(Dataset entries on figures)
§
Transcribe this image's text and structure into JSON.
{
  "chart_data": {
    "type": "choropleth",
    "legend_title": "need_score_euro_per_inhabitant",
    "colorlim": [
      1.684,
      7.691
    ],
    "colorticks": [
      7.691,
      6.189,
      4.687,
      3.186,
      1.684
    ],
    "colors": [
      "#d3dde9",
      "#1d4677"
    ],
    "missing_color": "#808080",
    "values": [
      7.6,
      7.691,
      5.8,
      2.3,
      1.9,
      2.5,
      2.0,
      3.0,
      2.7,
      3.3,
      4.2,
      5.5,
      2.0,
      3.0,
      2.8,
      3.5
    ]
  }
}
§
* _STATED TASK_
Every record above needs to be repeated word for word.

* _ANSWER FOR THE TASK_
Transcribe this image's text and structure into JSON.
{
  "chart_data": {
    "type": "choropleth",
    "legend_title": "need_score_euro_per_inhabitant",
    "colorlim": [
      1.684,
      7.691
    ],
    "colorticks": [
      7.691,
      6.189,
      4.687,
      3.186,
      1.684
    ],
    "colors": [
      "#d3dde9",
      "#1d4677"
    ],
    "missing_color": "#808080",
    "values": [
      7.6,
      7.691,
      5.8,
      2.3,
      1.9,
      2.5,
      2.0,
      3.0,
      2.7,
      3.3,
      4.2,
      5.5,
      2.0,
      3.0,
      2.8,
      3.5
    ]
  }
}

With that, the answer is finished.